▶ _TASK DETAILS_: Each entry that follows is to be retyped exactly. Pictures do not belong in the copy.

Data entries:
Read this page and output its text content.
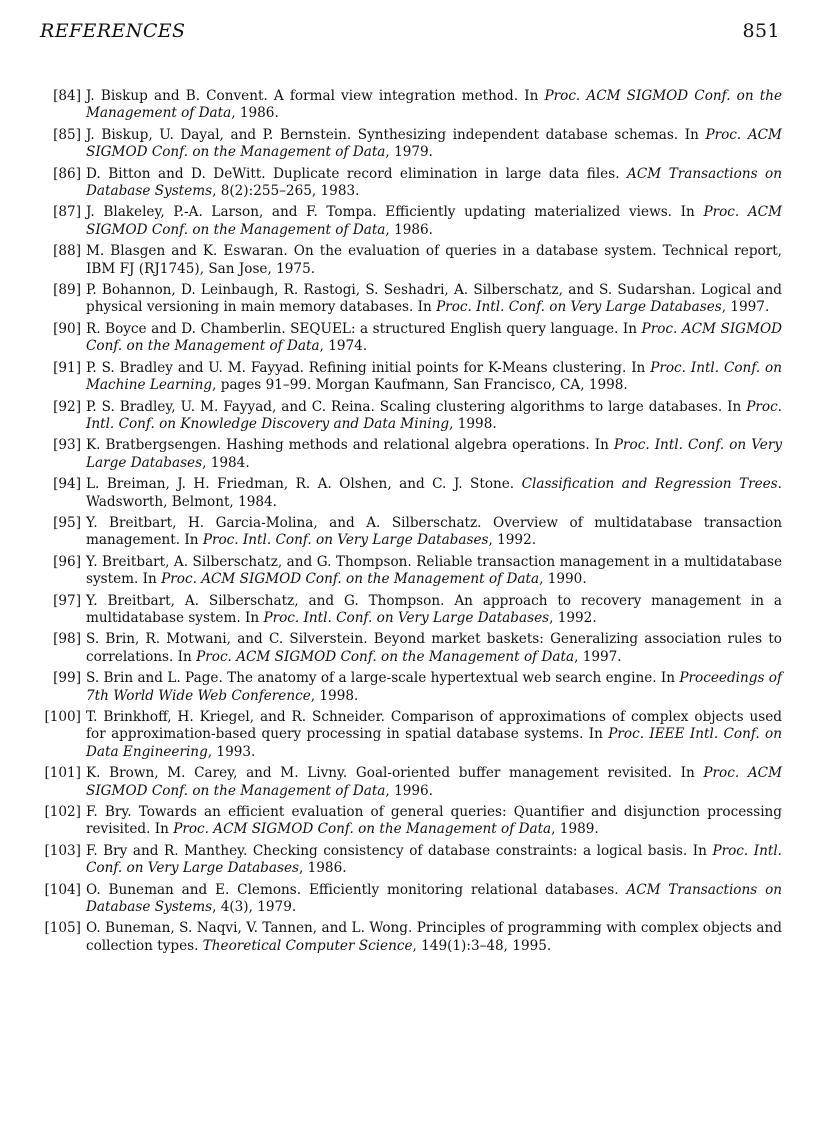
REFERENCES	851
[84] J. Biskup and B. Convent. A formal view integration method. In Proc. ACM SIGMOD Conf. on the Management of Data, 1986.
[85] J. Biskup, U. Dayal, and P. Bernstein. Synthesizing independent database schemas. In Proc. ACM SIGMOD Conf. on the Management of Data, 1979.
[86] D. Bitton and D. DeWitt. Duplicate record elimination in large data files. ACM Transactions on Database Systems, 8(2):255–265, 1983.
[87] J. Blakeley, P.-A. Larson, and F. Tompa. Efficiently updating materialized views. In Proc. ACM SIGMOD Conf. on the Management of Data, 1986.
[88] M. Blasgen and K. Eswaran. On the evaluation of queries in a database system. Technical report, IBM FJ (RJ1745), San Jose, 1975.
[89] P. Bohannon, D. Leinbaugh, R. Rastogi, S. Seshadri, A. Silberschatz, and S. Sudarshan. Logical and physical versioning in main memory databases. In Proc. Intl. Conf. on Very Large Databases, 1997.
[90] R. Boyce and D. Chamberlin. SEQUEL: a structured English query language. In Proc. ACM SIGMOD Conf. on the Management of Data, 1974.
[91] P. S. Bradley and U. M. Fayyad. Refining initial points for K-Means clustering. In Proc. Intl. Conf. on Machine Learning, pages 91–99. Morgan Kaufmann, San Francisco, CA, 1998.
[92] P. S. Bradley, U. M. Fayyad, and C. Reina. Scaling clustering algorithms to large databases. In Proc. Intl. Conf. on Knowledge Discovery and Data Mining, 1998.
[93] K. Bratbergsengen. Hashing methods and relational algebra operations. In Proc. Intl. Conf. on Very Large Databases, 1984.
[94] L. Breiman, J. H. Friedman, R. A. Olshen, and C. J. Stone. Classification and Regression Trees. Wadsworth, Belmont, 1984.
[95] Y. Breitbart, H. Garcia-Molina, and A. Silberschatz. Overview of multidatabase transaction management. In Proc. Intl. Conf. on Very Large Databases, 1992.
[96] Y. Breitbart, A. Silberschatz, and G. Thompson. Reliable transaction management in a multidatabase system. In Proc. ACM SIGMOD Conf. on the Management of Data, 1990.
[97] Y. Breitbart, A. Silberschatz, and G. Thompson. An approach to recovery management in a multidatabase system. In Proc. Intl. Conf. on Very Large Databases, 1992.
[98] S. Brin, R. Motwani, and C. Silverstein. Beyond market baskets: Generalizing association rules to correlations. In Proc. ACM SIGMOD Conf. on the Management of Data, 1997.
[99] S. Brin and L. Page. The anatomy of a large-scale hypertextual web search engine. In Proceedings of 7th World Wide Web Conference, 1998.
[100] T. Brinkhoff, H. Kriegel, and R. Schneider. Comparison of approximations of complex objects used for approximation-based query processing in spatial database systems. In Proc. IEEE Intl. Conf. on Data Engineering, 1993.
[101] K. Brown, M. Carey, and M. Livny. Goal-oriented buffer management revisited. In Proc. ACM SIGMOD Conf. on the Management of Data, 1996.
[102] F. Bry. Towards an efficient evaluation of general queries: Quantifier and disjunction processing revisited. In Proc. ACM SIGMOD Conf. on the Management of Data, 1989.
[103] F. Bry and R. Manthey. Checking consistency of database constraints: a logical basis. In Proc. Intl. Conf. on Very Large Databases, 1986.
[104] O. Buneman and E. Clemons. Efficiently monitoring relational databases. ACM Transactions on Database Systems, 4(3), 1979.
[105] O. Buneman, S. Naqvi, V. Tannen, and L. Wong. Principles of programming with complex objects and collection types. Theoretical Computer Science, 149(1):3–48, 1995.
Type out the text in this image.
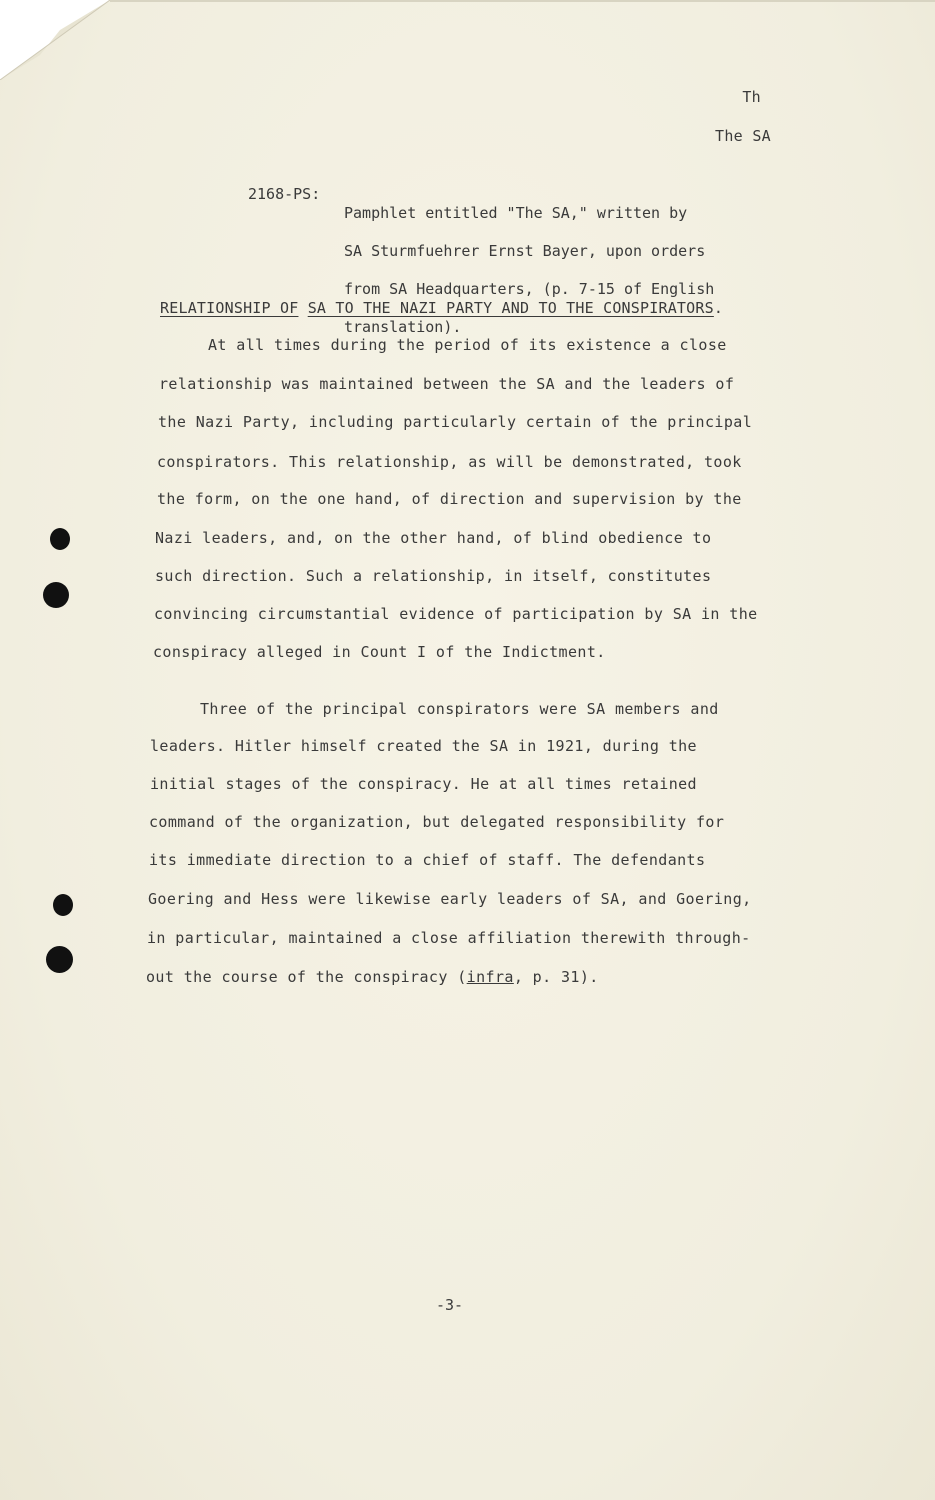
Th
The SA
2168-PS:

Pamphlet entitled "The SA," written by

SA Sturmfuehrer Ernst Bayer, upon orders

from SA Headquarters, (p. 7-15 of English

translation).

RELATIONSHIP OF SA TO THE NAZI PARTY AND TO THE CONSPIRATORS.
At all times during the period of its existence a close
relationship was maintained between the SA and the leaders of
the Nazi Party, including particularly certain of the principal
conspirators. This relationship, as will be demonstrated, took
the form, on the one hand, of direction and supervision by the
Nazi leaders, and, on the other hand, of blind obedience to
such direction. Such a relationship, in itself, constitutes
convincing circumstantial evidence of participation by SA in the
conspiracy alleged in Count I of the Indictment.
Three of the principal conspirators were SA members and
leaders. Hitler himself created the SA in 1921, during the
initial stages of the conspiracy. He at all times retained
command of the organization, but delegated responsibility for
its immediate direction to a chief of staff. The defendants
Goering and Hess were likewise early leaders of SA, and Goering,
in particular, maintained a close affiliation therewith through-
out the course of the conspiracy (infra, p. 31).
-3-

▶ _FULL ANSWER_:
Read this page and output its text content.
REFERENCES	851
[84] J. Biskup and B. Convent. A formal view integration method. In Proc. ACM SIGMOD Conf. on the Management of Data, 1986.
[85] J. Biskup, U. Dayal, and P. Bernstein. Synthesizing independent database schemas. In Proc. ACM SIGMOD Conf. on the Management of Data, 1979.
[86] D. Bitton and D. DeWitt. Duplicate record elimination in large data files. ACM Transactions on Database Systems, 8(2):255–265, 1983.
[87] J. Blakeley, P.-A. Larson, and F. Tompa. Efficiently updating materialized views. In Proc. ACM SIGMOD Conf. on the Management of Data, 1986.
[88] M. Blasgen and K. Eswaran. On the evaluation of queries in a database system. Technical report, IBM FJ (RJ1745), San Jose, 1975.
[89] P. Bohannon, D. Leinbaugh, R. Rastogi, S. Seshadri, A. Silberschatz, and S. Sudarshan. Logical and physical versioning in main memory databases. In Proc. Intl. Conf. on Very Large Databases, 1997.
[90] R. Boyce and D. Chamberlin. SEQUEL: a structured English query language. In Proc. ACM SIGMOD Conf. on the Management of Data, 1974.
[91] P. S. Bradley and U. M. Fayyad. Refining initial points for K-Means clustering. In Proc. Intl. Conf. on Machine Learning, pages 91–99. Morgan Kaufmann, San Francisco, CA, 1998.
[92] P. S. Bradley, U. M. Fayyad, and C. Reina. Scaling clustering algorithms to large databases. In Proc. Intl. Conf. on Knowledge Discovery and Data Mining, 1998.
[93] K. Bratbergsengen. Hashing methods and relational algebra operations. In Proc. Intl. Conf. on Very Large Databases, 1984.
[94] L. Breiman, J. H. Friedman, R. A. Olshen, and C. J. Stone. Classification and Regression Trees. Wadsworth, Belmont, 1984.
[95] Y. Breitbart, H. Garcia-Molina, and A. Silberschatz. Overview of multidatabase transaction management. In Proc. Intl. Conf. on Very Large Databases, 1992.
[96] Y. Breitbart, A. Silberschatz, and G. Thompson. Reliable transaction management in a multidatabase system. In Proc. ACM SIGMOD Conf. on the Management of Data, 1990.
[97] Y. Breitbart, A. Silberschatz, and G. Thompson. An approach to recovery management in a multidatabase system. In Proc. Intl. Conf. on Very Large Databases, 1992.
[98] S. Brin, R. Motwani, and C. Silverstein. Beyond market baskets: Generalizing association rules to correlations. In Proc. ACM SIGMOD Conf. on the Management of Data, 1997.
[99] S. Brin and L. Page. The anatomy of a large-scale hypertextual web search engine. In Proceedings of 7th World Wide Web Conference, 1998.
[100] T. Brinkhoff, H. Kriegel, and R. Schneider. Comparison of approximations of complex objects used for approximation-based query processing in spatial database systems. In Proc. IEEE Intl. Conf. on Data Engineering, 1993.
[101] K. Brown, M. Carey, and M. Livny. Goal-oriented buffer management revisited. In Proc. ACM SIGMOD Conf. on the Management of Data, 1996.
[102] F. Bry. Towards an efficient evaluation of general queries: Quantifier and disjunction processing revisited. In Proc. ACM SIGMOD Conf. on the Management of Data, 1989.
[103] F. Bry and R. Manthey. Checking consistency of database constraints: a logical basis. In Proc. Intl. Conf. on Very Large Databases, 1986.
[104] O. Buneman and E. Clemons. Efficiently monitoring relational databases. ACM Transactions on Database Systems, 4(3), 1979.
[105] O. Buneman, S. Naqvi, V. Tannen, and L. Wong. Principles of programming with complex objects and collection types. Theoretical Computer Science, 149(1):3–48, 1995.
Type out the text in this image.
Th
The SA
2168-PS:

Pamphlet entitled "The SA," written by

SA Sturmfuehrer Ernst Bayer, upon orders

from SA Headquarters, (p. 7-15 of English

translation).

RELATIONSHIP OF SA TO THE NAZI PARTY AND TO THE CONSPIRATORS.
At all times during the period of its existence a close
relationship was maintained between the SA and the leaders of
the Nazi Party, including particularly certain of the principal
conspirators. This relationship, as will be demonstrated, took
the form, on the one hand, of direction and supervision by the
Nazi leaders, and, on the other hand, of blind obedience to
such direction. Such a relationship, in itself, constitutes
convincing circumstantial evidence of participation by SA in the
conspiracy alleged in Count I of the Indictment.
Three of the principal conspirators were SA members and
leaders. Hitler himself created the SA in 1921, during the
initial stages of the conspiracy. He at all times retained
command of the organization, but delegated responsibility for
its immediate direction to a chief of staff. The defendants
Goering and Hess were likewise early leaders of SA, and Goering,
in particular, maintained a close affiliation therewith through-
out the course of the conspiracy (infra, p. 31).
-3-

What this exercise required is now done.